ITEMS:
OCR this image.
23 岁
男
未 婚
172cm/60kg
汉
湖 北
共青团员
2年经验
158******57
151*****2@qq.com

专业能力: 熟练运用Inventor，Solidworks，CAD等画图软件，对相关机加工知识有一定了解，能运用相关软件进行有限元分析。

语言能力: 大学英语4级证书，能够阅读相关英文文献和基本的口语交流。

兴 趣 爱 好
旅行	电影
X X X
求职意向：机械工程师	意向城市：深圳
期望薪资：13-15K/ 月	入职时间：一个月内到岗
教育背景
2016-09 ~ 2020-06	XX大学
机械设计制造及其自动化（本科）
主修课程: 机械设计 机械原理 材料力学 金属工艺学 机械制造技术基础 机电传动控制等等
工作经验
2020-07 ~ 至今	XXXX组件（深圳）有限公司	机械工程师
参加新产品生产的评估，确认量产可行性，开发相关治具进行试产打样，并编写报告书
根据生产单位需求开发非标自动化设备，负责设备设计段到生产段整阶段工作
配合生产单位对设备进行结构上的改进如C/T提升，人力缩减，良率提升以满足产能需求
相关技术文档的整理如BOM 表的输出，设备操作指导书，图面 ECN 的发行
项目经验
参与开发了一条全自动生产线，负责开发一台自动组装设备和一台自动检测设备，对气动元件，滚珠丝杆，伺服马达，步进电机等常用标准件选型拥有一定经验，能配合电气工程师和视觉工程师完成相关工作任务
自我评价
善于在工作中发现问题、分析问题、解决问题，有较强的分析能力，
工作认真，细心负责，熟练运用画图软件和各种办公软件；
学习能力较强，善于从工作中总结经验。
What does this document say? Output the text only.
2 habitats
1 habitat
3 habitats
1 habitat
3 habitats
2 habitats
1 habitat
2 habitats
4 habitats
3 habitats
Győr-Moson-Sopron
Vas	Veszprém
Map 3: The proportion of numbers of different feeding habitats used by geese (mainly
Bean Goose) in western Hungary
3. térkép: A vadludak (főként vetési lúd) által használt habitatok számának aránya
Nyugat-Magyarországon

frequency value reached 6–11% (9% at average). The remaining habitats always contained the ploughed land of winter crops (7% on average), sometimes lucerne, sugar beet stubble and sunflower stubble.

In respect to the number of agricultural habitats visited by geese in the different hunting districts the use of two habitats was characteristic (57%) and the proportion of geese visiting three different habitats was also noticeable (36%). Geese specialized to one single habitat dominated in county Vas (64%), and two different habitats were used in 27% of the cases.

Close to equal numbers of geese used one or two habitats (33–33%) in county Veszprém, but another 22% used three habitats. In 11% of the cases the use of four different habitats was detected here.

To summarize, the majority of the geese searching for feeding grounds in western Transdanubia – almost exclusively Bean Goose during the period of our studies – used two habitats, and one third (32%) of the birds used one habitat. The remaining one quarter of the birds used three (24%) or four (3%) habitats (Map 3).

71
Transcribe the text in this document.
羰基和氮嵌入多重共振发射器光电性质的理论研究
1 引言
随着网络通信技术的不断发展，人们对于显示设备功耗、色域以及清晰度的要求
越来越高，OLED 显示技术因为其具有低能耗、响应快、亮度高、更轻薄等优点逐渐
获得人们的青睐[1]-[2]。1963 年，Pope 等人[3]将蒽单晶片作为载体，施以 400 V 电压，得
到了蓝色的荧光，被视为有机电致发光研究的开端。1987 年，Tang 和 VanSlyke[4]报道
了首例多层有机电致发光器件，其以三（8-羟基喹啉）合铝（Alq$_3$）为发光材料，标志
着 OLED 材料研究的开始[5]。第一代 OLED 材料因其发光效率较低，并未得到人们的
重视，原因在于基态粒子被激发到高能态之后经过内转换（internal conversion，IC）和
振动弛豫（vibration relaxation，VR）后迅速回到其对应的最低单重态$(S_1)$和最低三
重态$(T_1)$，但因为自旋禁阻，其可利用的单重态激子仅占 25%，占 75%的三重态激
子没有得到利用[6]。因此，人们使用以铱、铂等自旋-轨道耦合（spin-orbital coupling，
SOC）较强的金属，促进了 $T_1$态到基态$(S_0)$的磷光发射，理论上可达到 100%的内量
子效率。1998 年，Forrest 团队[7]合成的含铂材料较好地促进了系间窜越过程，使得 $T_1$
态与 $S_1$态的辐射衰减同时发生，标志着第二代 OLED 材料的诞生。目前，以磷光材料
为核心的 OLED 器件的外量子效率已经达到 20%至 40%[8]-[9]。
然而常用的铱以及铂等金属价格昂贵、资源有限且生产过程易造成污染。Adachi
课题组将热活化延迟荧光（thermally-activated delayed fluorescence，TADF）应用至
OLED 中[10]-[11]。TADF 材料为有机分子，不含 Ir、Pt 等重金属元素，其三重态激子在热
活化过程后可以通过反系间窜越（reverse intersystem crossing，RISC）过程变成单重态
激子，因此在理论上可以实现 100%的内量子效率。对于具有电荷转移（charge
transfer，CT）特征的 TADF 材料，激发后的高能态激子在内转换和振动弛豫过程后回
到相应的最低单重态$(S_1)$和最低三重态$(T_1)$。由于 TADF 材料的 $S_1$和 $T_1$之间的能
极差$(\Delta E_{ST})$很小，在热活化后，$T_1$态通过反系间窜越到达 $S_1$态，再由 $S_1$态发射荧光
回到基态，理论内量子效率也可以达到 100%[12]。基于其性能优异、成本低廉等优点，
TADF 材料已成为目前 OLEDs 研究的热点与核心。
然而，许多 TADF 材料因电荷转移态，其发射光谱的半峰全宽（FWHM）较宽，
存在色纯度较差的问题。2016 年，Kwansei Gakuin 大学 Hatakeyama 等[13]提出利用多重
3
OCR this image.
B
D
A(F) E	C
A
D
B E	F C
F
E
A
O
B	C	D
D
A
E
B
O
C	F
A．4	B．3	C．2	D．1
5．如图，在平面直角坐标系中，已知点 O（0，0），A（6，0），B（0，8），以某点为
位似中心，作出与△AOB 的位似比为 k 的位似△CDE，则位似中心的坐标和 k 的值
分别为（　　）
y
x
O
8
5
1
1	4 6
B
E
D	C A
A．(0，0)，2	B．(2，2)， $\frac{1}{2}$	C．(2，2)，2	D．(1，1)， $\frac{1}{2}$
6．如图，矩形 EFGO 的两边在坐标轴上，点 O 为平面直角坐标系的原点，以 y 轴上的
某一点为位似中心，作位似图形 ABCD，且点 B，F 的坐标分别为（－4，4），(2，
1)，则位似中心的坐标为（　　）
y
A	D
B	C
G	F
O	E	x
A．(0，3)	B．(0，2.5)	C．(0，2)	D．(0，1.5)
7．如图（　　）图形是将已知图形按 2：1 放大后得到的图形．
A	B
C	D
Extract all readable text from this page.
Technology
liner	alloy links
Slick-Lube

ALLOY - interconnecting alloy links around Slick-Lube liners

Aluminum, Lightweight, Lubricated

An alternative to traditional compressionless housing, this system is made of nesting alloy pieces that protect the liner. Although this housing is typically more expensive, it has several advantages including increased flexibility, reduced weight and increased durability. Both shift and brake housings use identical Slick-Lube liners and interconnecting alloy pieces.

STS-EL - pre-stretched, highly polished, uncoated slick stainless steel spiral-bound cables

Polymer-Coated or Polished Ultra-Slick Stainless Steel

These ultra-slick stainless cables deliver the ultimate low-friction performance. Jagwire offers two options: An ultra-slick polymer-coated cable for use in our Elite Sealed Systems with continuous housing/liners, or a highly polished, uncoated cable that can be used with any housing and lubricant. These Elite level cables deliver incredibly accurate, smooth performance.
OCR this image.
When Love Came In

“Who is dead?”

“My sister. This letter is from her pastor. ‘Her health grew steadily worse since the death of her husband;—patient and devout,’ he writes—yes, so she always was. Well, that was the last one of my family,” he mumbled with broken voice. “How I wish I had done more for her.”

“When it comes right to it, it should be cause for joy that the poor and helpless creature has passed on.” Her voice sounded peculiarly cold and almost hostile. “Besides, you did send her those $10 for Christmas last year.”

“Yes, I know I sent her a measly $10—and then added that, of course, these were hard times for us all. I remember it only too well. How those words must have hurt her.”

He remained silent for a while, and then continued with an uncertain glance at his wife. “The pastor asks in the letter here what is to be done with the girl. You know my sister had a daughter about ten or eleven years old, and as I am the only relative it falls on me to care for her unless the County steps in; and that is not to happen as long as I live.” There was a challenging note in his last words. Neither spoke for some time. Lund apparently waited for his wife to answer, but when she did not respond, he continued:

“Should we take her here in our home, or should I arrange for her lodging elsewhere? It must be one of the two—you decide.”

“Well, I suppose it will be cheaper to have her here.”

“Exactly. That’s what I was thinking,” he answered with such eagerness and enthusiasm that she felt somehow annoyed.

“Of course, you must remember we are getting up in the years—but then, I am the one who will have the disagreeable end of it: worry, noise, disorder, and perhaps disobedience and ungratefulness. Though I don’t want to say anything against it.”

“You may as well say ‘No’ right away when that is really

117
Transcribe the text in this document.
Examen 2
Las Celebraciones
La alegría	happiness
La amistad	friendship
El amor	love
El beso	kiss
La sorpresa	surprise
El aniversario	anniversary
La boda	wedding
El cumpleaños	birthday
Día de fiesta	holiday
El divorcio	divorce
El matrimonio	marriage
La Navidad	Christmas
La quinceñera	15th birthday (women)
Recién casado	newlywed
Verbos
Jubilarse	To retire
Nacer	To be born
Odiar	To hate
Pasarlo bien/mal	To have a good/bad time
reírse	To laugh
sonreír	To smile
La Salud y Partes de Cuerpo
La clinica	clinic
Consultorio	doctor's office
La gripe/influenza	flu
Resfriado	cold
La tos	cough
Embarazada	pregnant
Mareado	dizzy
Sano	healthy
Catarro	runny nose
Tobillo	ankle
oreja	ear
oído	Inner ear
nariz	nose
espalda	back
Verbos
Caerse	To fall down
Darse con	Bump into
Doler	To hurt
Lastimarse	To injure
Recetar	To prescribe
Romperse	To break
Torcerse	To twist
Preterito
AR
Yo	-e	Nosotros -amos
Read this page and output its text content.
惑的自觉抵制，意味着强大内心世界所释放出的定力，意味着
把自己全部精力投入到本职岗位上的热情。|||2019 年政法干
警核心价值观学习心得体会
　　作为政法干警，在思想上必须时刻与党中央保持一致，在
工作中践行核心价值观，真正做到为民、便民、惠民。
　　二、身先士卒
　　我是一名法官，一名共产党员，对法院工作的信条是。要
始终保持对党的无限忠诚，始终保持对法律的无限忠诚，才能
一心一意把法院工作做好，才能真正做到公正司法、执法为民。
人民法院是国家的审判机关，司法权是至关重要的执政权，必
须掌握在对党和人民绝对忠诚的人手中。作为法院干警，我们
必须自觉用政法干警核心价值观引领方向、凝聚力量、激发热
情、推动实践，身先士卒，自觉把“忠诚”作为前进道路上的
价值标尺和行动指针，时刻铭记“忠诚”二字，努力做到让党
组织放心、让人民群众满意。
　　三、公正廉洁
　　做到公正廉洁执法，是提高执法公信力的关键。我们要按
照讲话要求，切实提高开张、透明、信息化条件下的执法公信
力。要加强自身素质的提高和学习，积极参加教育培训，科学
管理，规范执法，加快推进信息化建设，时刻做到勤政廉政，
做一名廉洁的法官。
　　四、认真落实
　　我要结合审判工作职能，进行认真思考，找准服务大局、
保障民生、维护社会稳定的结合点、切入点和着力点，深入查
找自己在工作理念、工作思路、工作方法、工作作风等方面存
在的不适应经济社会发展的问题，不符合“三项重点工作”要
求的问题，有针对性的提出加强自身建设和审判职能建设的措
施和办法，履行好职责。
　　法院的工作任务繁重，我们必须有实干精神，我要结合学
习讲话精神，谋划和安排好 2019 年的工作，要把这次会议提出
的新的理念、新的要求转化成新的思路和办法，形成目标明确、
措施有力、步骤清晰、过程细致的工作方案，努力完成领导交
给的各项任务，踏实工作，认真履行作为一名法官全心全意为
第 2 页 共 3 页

TASK: Extract all lines of the records above that include "four".

CORRECT RESPONSE:
Close to equal numbers of geese used one or two habitats (33–33%) in county Veszprém, but another 22% used three habitats. In 11% of the cases the use of four different habitats was detected here.
To summarize, the majority of the geese searching for feeding grounds in western Transdanubia – almost exclusively Bean Goose during the period of our studies – used two habitats, and one third (32%) of the birds used one habitat. The remaining one quarter of the birds used three (24%) or four (3%) habitats (Map 3).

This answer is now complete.